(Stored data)
┌──

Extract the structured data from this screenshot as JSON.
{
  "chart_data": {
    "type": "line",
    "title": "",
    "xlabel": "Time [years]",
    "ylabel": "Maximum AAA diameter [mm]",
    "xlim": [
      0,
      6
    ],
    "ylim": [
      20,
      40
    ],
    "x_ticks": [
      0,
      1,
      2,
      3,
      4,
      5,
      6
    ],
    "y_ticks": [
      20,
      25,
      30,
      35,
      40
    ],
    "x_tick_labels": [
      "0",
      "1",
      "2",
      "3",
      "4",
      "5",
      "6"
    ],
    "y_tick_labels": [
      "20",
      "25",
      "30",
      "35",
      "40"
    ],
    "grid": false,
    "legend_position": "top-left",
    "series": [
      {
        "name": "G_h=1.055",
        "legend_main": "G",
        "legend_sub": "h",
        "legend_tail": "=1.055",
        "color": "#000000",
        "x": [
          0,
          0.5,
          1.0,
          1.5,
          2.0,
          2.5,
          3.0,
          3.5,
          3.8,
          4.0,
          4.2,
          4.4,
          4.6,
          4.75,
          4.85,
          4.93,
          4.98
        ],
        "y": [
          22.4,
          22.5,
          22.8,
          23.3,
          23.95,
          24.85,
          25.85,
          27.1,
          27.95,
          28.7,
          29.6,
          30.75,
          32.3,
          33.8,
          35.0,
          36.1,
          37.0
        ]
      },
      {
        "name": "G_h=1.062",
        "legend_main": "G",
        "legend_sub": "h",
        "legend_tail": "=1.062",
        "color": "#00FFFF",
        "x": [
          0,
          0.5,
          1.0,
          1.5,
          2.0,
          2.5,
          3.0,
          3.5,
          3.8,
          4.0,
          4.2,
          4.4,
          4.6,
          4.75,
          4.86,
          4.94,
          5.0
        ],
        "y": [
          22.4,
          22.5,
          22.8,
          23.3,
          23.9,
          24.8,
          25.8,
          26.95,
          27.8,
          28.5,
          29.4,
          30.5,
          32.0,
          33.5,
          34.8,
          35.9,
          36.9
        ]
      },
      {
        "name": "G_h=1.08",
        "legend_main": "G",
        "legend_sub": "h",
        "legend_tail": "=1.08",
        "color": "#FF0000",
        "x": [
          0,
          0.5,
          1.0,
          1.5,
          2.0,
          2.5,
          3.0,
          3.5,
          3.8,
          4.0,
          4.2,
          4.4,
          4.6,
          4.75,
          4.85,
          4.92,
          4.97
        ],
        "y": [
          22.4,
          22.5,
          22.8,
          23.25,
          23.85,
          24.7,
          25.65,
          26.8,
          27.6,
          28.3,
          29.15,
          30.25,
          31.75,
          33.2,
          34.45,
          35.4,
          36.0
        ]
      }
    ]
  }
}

└──

__Task to carry out__.
Word for word, restate all of the data shown above.

__Written answer__.
Extract the structured data from this screenshot as JSON.
{
  "chart_data": {
    "type": "line",
    "title": "",
    "xlabel": "Time [years]",
    "ylabel": "Maximum AAA diameter [mm]",
    "xlim": [
      0,
      6
    ],
    "ylim": [
      20,
      40
    ],
    "x_ticks": [
      0,
      1,
      2,
      3,
      4,
      5,
      6
    ],
    "y_ticks": [
      20,
      25,
      30,
      35,
      40
    ],
    "x_tick_labels": [
      "0",
      "1",
      "2",
      "3",
      "4",
      "5",
      "6"
    ],
    "y_tick_labels": [
      "20",
      "25",
      "30",
      "35",
      "40"
    ],
    "grid": false,
    "legend_position": "top-left",
    "series": [
      {
        "name": "G_h=1.055",
        "legend_main": "G",
        "legend_sub": "h",
        "legend_tail": "=1.055",
        "color": "#000000",
        "x": [
          0,
          0.5,
          1.0,
          1.5,
          2.0,
          2.5,
          3.0,
          3.5,
          3.8,
          4.0,
          4.2,
          4.4,
          4.6,
          4.75,
          4.85,
          4.93,
          4.98
        ],
        "y": [
          22.4,
          22.5,
          22.8,
          23.3,
          23.95,
          24.85,
          25.85,
          27.1,
          27.95,
          28.7,
          29.6,
          30.75,
          32.3,
          33.8,
          35.0,
          36.1,
          37.0
        ]
      },
      {
        "name": "G_h=1.062",
        "legend_main": "G",
        "legend_sub": "h",
        "legend_tail": "=1.062",
        "color": "#00FFFF",
        "x": [
          0,
          0.5,
          1.0,
          1.5,
          2.0,
          2.5,
          3.0,
          3.5,
          3.8,
          4.0,
          4.2,
          4.4,
          4.6,
          4.75,
          4.86,
          4.94,
          5.0
        ],
        "y": [
          22.4,
          22.5,
          22.8,
          23.3,
          23.9,
          24.8,
          25.8,
          26.95,
          27.8,
          28.5,
          29.4,
          30.5,
          32.0,
          33.5,
          34.8,
          35.9,
          36.9
        ]
      },
      {
        "name": "G_h=1.08",
        "legend_main": "G",
        "legend_sub": "h",
        "legend_tail": "=1.08",
        "color": "#FF0000",
        "x": [
          0,
          0.5,
          1.0,
          1.5,
          2.0,
          2.5,
          3.0,
          3.5,
          3.8,
          4.0,
          4.2,
          4.4,
          4.6,
          4.75,
          4.85,
          4.92,
          4.97
        ],
        "y": [
          22.4,
          22.5,
          22.8,
          23.25,
          23.85,
          24.7,
          25.65,
          26.8,
          27.6,
          28.3,
          29.15,
          30.25,
          31.75,
          33.2,
          34.45,
          35.4,
          36.0
        ]
      }
    ]
  }
}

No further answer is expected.